» GOAL OF THE EXERCISE:
Print all of the lines exactly. Any picture among them stays out.
+ + +
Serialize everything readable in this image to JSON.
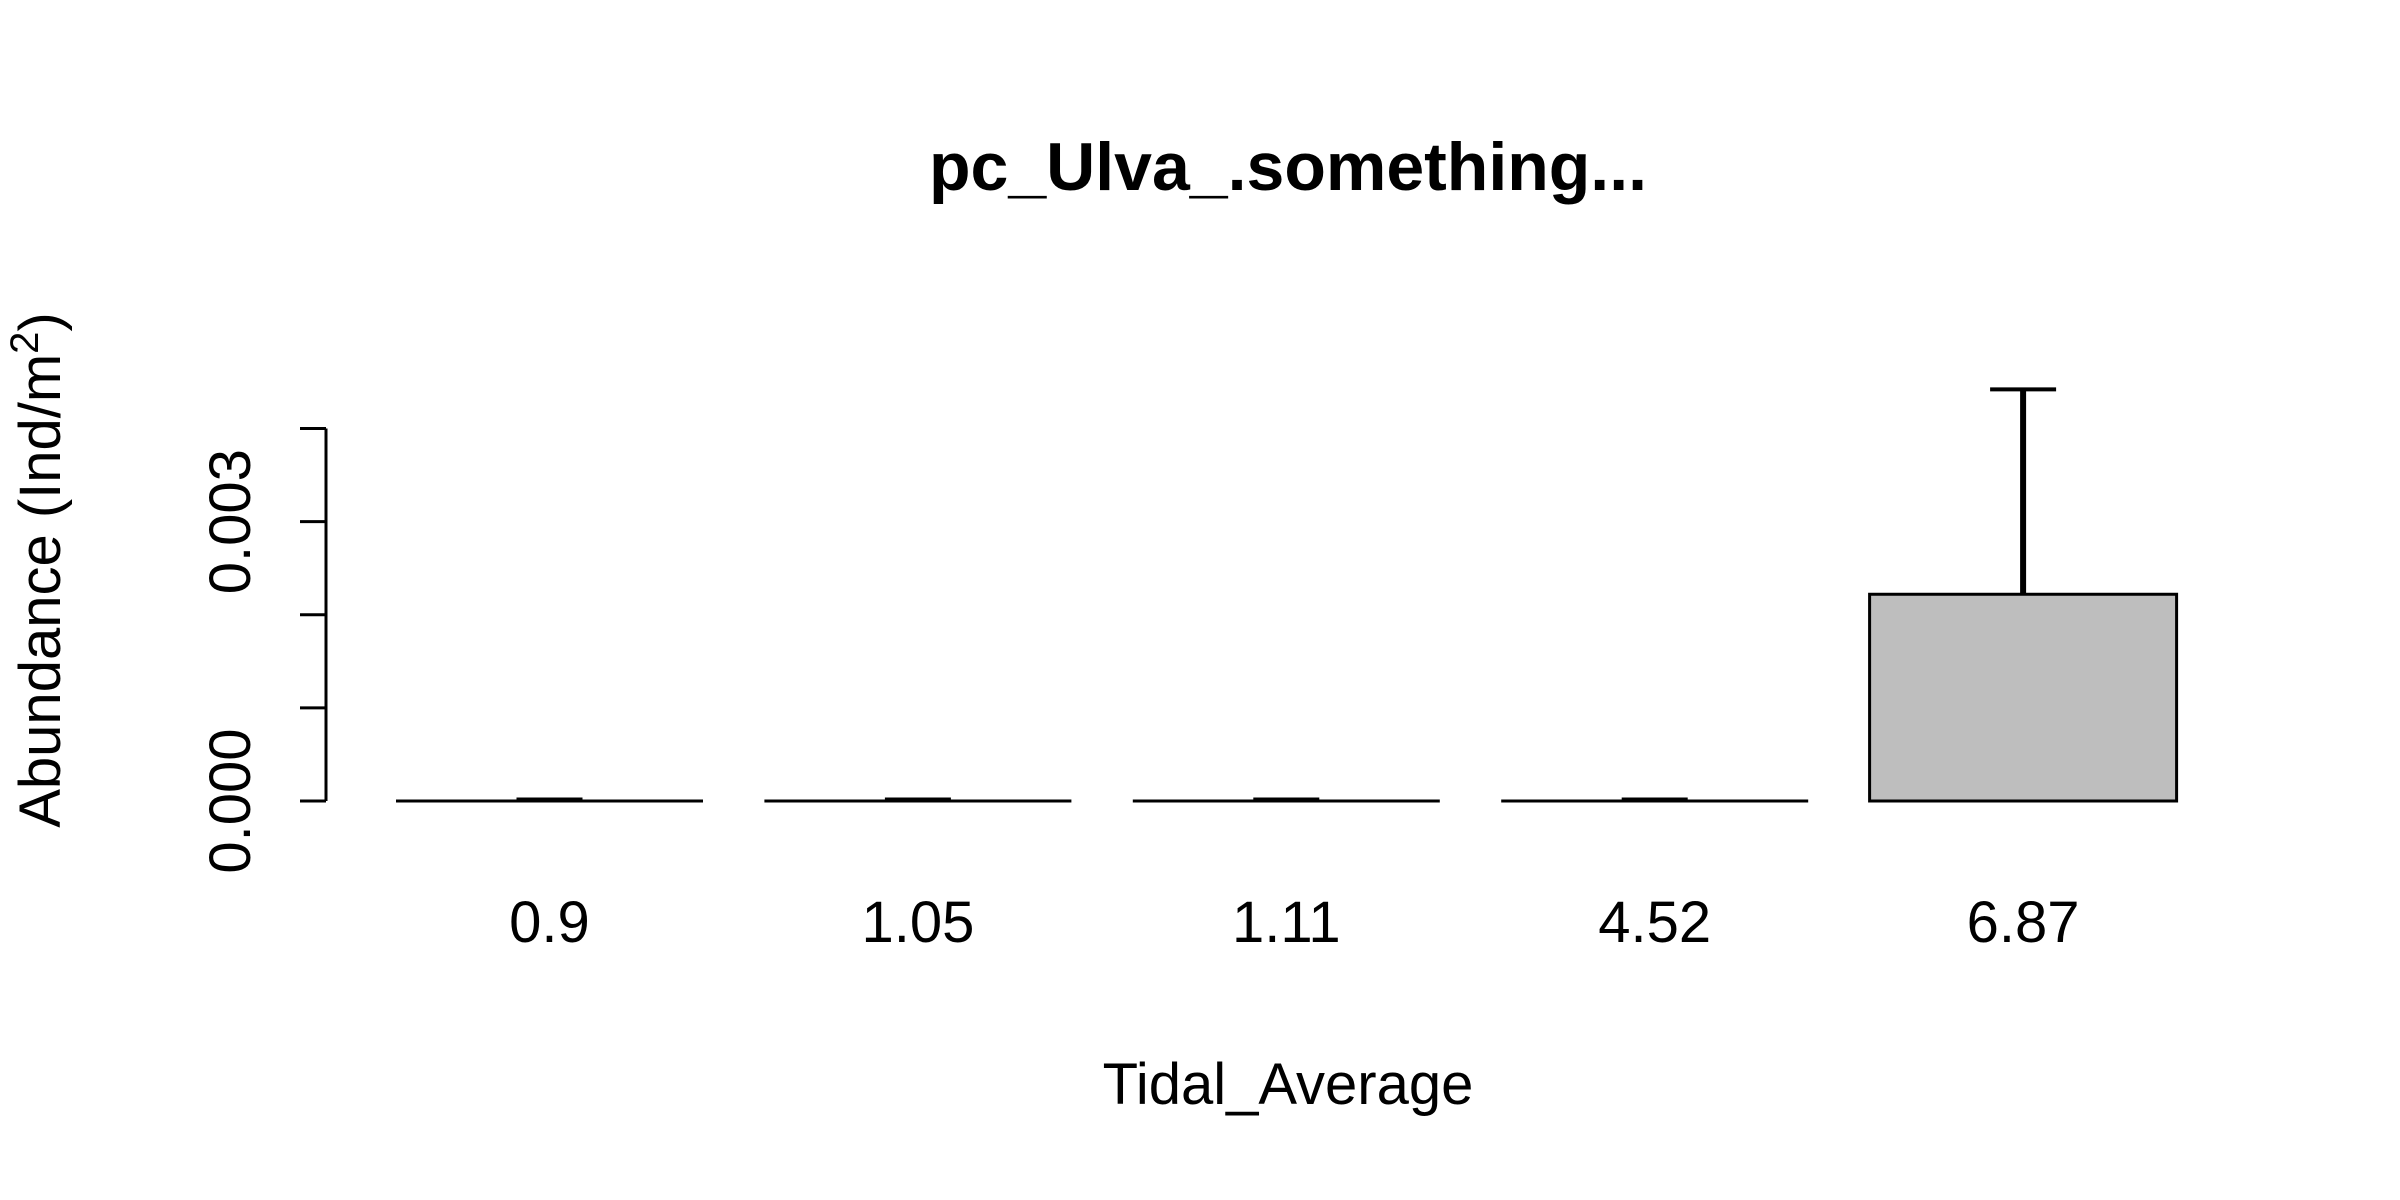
{
  "chart_data": {
    "type": "bar",
    "title": "pc_Ulva_.something...",
    "xlabel": "Tidal_Average",
    "ylabel": {
      "prefix": "Abundance (Ind/m",
      "superscript": "2",
      "suffix": ")"
    },
    "categories": [
      "0.9",
      "1.05",
      "1.11",
      "4.52",
      "6.87"
    ],
    "values": [
      0,
      0,
      0,
      0,
      0.00222
    ],
    "error_upper": [
      0,
      0,
      0,
      0,
      0.00442
    ],
    "ylim": [
      0,
      0.0048
    ],
    "yticks": [
      0,
      0.001,
      0.002,
      0.003,
      0.004
    ],
    "ytick_labels": [
      "0.000",
      "",
      "",
      "0.003",
      ""
    ],
    "grid": false,
    "bar_color": "#bebebe",
    "edge_color": "#000000"
  }
}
+ + +
» COMPLETE OUTPUT:
Serialize everything readable in this image to JSON.
{
  "chart_data": {
    "type": "bar",
    "title": "pc_Ulva_.something...",
    "xlabel": "Tidal_Average",
    "ylabel": {
      "prefix": "Abundance (Ind/m",
      "superscript": "2",
      "suffix": ")"
    },
    "categories": [
      "0.9",
      "1.05",
      "1.11",
      "4.52",
      "6.87"
    ],
    "values": [
      0,
      0,
      0,
      0,
      0.00222
    ],
    "error_upper": [
      0,
      0,
      0,
      0,
      0.00442
    ],
    "ylim": [
      0,
      0.0048
    ],
    "yticks": [
      0,
      0.001,
      0.002,
      0.003,
      0.004
    ],
    "ytick_labels": [
      "0.000",
      "",
      "",
      "0.003",
      ""
    ],
    "grid": false,
    "bar_color": "#bebebe",
    "edge_color": "#000000"
  }
}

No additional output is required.